*Task objective:*
Every entry must be duplicated precisely as written.

[START]

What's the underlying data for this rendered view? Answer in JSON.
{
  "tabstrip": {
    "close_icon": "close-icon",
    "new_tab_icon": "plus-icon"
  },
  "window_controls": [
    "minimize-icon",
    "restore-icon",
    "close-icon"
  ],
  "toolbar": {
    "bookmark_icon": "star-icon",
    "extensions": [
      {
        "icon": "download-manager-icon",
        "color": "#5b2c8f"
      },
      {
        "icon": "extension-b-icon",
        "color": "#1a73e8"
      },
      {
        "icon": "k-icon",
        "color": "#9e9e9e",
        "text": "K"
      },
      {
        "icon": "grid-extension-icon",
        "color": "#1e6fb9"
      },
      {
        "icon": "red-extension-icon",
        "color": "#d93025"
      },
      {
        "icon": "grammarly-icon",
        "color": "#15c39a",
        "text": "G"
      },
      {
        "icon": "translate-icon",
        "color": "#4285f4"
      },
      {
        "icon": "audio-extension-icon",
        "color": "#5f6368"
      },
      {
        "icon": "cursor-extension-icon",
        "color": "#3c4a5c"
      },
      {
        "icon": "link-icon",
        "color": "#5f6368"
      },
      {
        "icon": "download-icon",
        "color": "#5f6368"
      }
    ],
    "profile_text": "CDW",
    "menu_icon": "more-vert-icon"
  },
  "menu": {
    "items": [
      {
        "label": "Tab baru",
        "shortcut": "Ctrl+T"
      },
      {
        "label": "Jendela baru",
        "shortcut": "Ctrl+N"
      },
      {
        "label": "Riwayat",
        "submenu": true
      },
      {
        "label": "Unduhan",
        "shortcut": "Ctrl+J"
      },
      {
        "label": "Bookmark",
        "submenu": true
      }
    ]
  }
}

[END]

*Answer in full:*
What's the underlying data for this rendered view? Answer in JSON.
{
  "tabstrip": {
    "close_icon": "close-icon",
    "new_tab_icon": "plus-icon"
  },
  "window_controls": [
    "minimize-icon",
    "restore-icon",
    "close-icon"
  ],
  "toolbar": {
    "bookmark_icon": "star-icon",
    "extensions": [
      {
        "icon": "download-manager-icon",
        "color": "#5b2c8f"
      },
      {
        "icon": "extension-b-icon",
        "color": "#1a73e8"
      },
      {
        "icon": "k-icon",
        "color": "#9e9e9e",
        "text": "K"
      },
      {
        "icon": "grid-extension-icon",
        "color": "#1e6fb9"
      },
      {
        "icon": "red-extension-icon",
        "color": "#d93025"
      },
      {
        "icon": "grammarly-icon",
        "color": "#15c39a",
        "text": "G"
      },
      {
        "icon": "translate-icon",
        "color": "#4285f4"
      },
      {
        "icon": "audio-extension-icon",
        "color": "#5f6368"
      },
      {
        "icon": "cursor-extension-icon",
        "color": "#3c4a5c"
      },
      {
        "icon": "link-icon",
        "color": "#5f6368"
      },
      {
        "icon": "download-icon",
        "color": "#5f6368"
      }
    ],
    "profile_text": "CDW",
    "menu_icon": "more-vert-icon"
  },
  "menu": {
    "items": [
      {
        "label": "Tab baru",
        "shortcut": "Ctrl+T"
      },
      {
        "label": "Jendela baru",
        "shortcut": "Ctrl+N"
      },
      {
        "label": "Riwayat",
        "submenu": true
      },
      {
        "label": "Unduhan",
        "shortcut": "Ctrl+J"
      },
      {
        "label": "Bookmark",
        "submenu": true
      }
    ]
  }
}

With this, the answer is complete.